Count how many lines hold the string "spindle", and give only that number.
::::
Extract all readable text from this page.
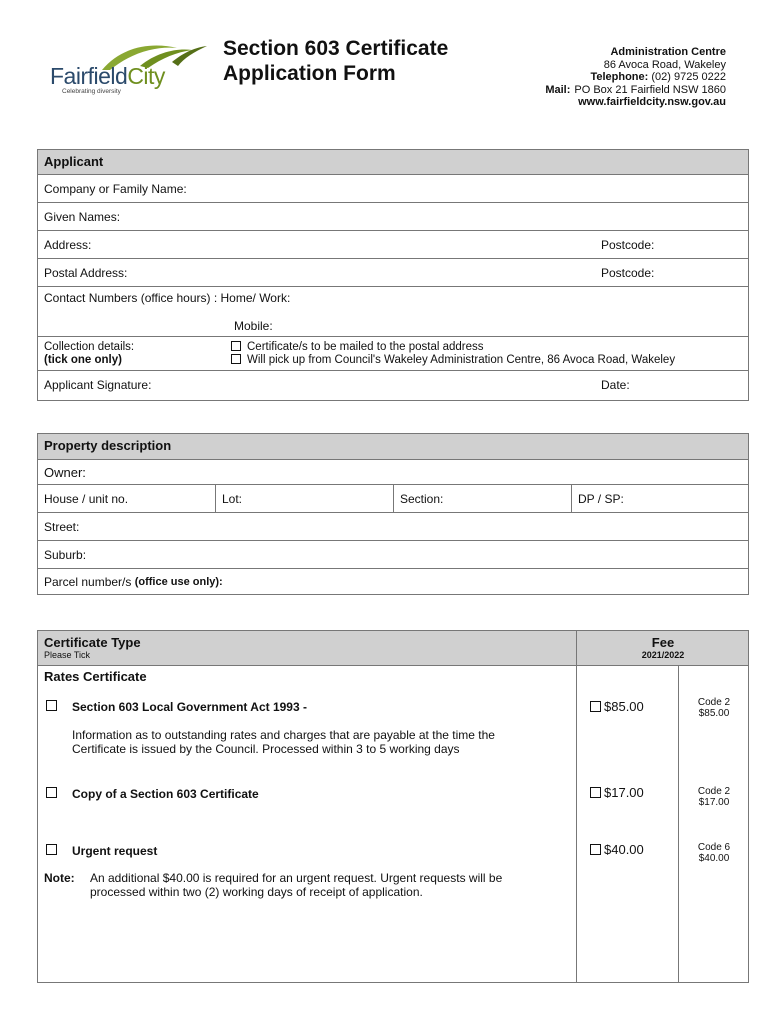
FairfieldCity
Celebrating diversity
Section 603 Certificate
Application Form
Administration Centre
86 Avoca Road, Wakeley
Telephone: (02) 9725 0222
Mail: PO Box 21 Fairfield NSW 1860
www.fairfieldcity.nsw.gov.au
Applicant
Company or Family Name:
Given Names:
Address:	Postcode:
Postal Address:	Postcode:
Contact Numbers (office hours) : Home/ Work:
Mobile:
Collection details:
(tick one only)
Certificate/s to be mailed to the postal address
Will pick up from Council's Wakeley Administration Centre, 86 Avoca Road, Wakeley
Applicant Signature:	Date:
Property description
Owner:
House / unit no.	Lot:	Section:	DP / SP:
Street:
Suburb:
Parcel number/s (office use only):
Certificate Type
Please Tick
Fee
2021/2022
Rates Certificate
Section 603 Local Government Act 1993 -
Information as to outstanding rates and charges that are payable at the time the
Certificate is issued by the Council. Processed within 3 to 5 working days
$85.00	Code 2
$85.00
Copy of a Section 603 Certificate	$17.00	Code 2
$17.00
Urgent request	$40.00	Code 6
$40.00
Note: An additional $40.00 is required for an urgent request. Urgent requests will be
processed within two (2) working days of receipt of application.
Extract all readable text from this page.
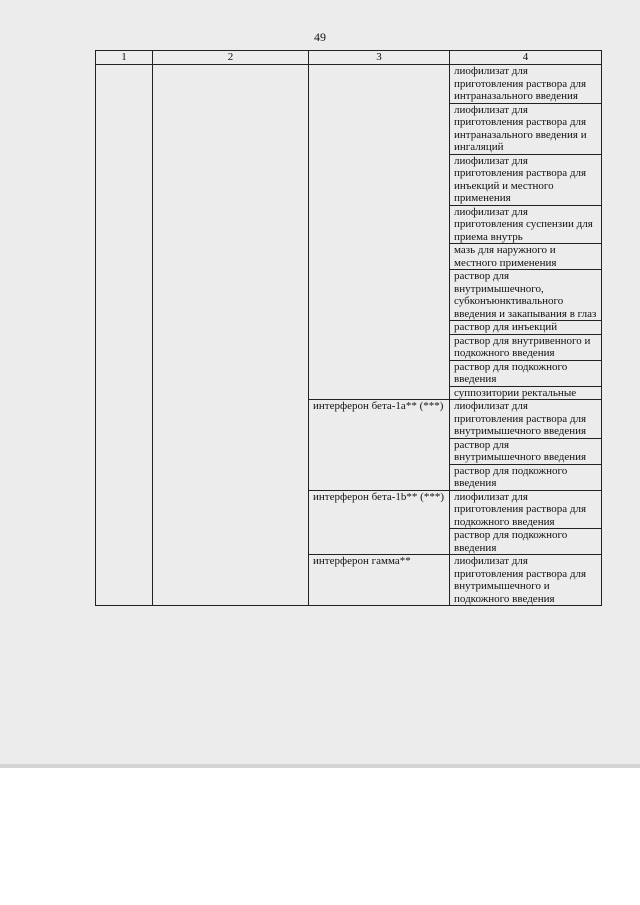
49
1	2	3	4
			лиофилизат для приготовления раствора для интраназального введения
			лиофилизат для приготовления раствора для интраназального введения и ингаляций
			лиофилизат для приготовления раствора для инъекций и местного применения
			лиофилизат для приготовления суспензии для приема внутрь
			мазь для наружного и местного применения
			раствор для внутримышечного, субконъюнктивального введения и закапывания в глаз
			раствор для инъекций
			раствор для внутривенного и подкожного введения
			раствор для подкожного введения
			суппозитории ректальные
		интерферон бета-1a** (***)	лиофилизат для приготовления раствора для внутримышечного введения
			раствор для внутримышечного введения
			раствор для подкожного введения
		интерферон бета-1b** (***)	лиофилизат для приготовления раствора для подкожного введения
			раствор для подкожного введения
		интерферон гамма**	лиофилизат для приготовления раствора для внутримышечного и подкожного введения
::::
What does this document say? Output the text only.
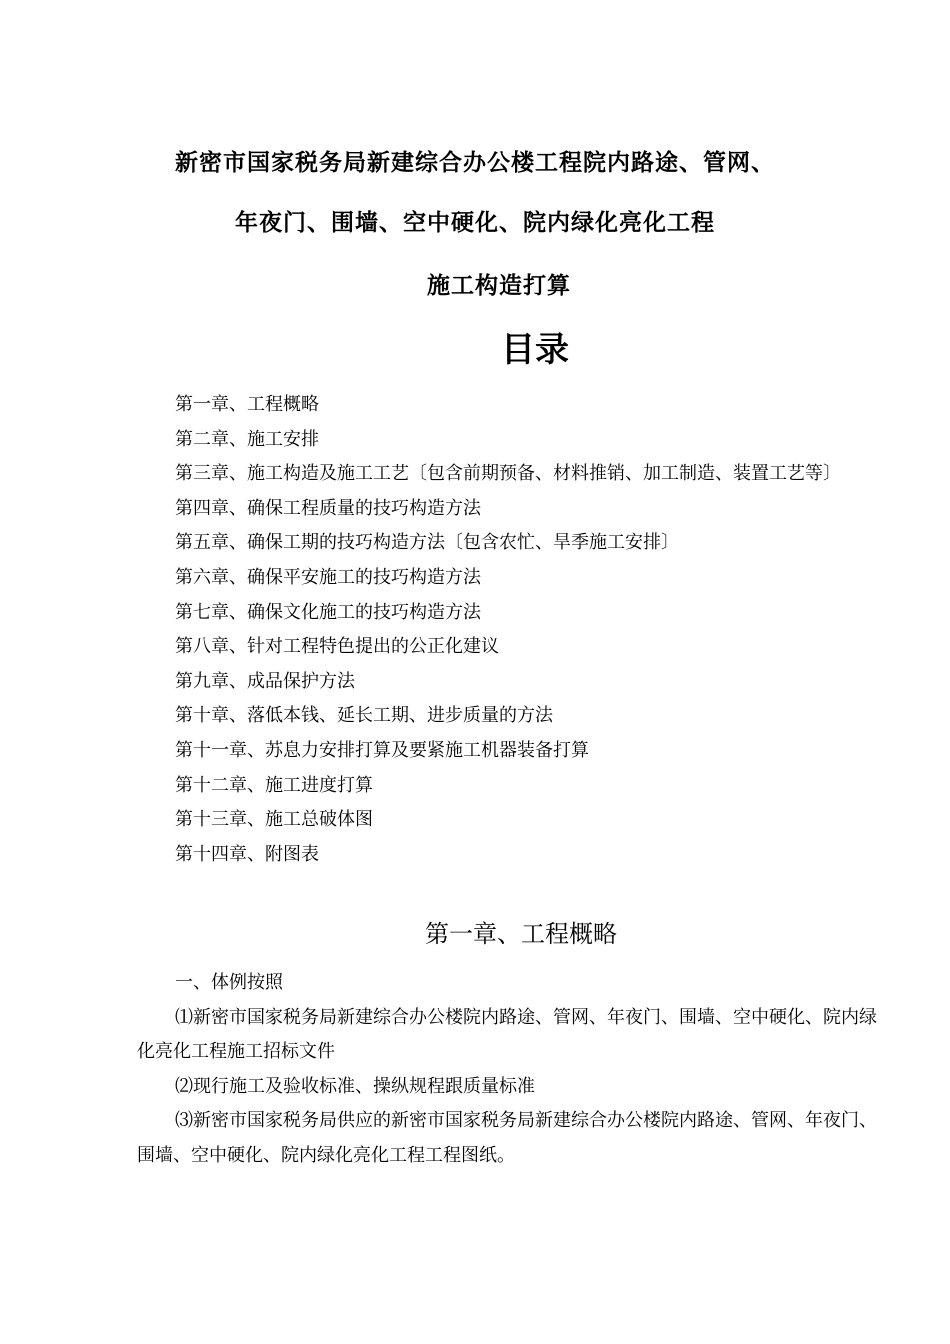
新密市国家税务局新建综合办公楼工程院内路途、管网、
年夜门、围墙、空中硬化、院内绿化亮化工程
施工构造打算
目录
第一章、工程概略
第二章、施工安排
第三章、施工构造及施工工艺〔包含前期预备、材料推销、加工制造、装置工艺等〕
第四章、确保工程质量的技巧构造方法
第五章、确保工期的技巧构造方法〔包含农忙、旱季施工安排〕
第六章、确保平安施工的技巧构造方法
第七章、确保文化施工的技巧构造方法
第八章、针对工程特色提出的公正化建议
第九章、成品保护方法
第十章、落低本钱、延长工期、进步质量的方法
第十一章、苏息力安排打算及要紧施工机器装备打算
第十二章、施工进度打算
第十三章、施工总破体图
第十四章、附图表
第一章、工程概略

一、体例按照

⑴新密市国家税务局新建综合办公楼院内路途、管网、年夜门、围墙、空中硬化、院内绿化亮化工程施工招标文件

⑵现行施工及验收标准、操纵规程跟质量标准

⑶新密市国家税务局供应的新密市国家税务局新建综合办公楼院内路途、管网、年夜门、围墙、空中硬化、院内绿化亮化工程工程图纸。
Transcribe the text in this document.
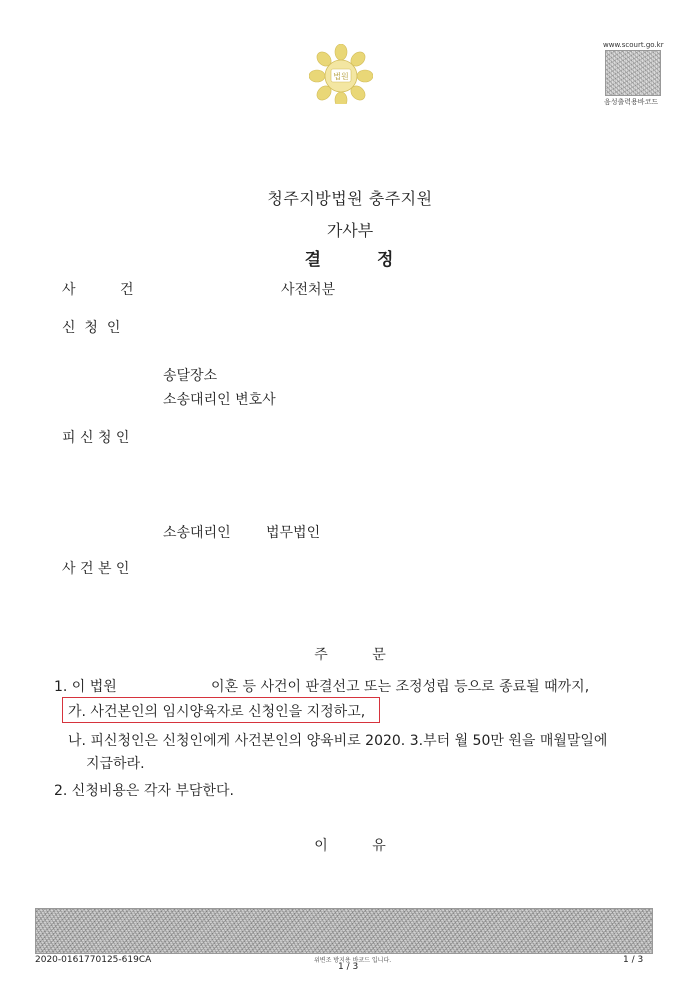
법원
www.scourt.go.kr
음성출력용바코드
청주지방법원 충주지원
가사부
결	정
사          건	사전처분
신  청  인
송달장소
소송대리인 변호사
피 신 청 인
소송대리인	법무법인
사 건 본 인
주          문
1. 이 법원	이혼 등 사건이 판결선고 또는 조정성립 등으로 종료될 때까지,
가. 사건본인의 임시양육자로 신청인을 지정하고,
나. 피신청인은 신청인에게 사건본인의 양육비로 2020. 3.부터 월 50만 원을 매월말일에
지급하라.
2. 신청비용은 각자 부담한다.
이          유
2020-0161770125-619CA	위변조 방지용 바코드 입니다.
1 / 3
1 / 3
::::
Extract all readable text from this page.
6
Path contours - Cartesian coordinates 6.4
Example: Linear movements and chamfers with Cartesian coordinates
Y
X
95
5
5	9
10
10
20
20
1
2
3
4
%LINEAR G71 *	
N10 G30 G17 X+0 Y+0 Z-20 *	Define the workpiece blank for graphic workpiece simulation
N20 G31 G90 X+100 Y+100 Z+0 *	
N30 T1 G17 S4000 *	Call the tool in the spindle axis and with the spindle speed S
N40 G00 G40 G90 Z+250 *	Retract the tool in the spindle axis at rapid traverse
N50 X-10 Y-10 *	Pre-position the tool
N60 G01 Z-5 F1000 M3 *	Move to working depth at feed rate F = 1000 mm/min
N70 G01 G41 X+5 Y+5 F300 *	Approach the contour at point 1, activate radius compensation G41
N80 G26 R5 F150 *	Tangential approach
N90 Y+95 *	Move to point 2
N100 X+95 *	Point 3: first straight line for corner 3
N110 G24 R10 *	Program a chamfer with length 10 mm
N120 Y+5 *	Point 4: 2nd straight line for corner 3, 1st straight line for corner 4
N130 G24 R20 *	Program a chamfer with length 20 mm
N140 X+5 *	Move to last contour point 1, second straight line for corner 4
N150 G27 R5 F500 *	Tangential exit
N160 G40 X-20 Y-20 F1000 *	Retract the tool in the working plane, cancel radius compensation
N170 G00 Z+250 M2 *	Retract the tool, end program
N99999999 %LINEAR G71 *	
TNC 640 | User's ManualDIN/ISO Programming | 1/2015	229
::::
(EXERCISE OUTPUT) 2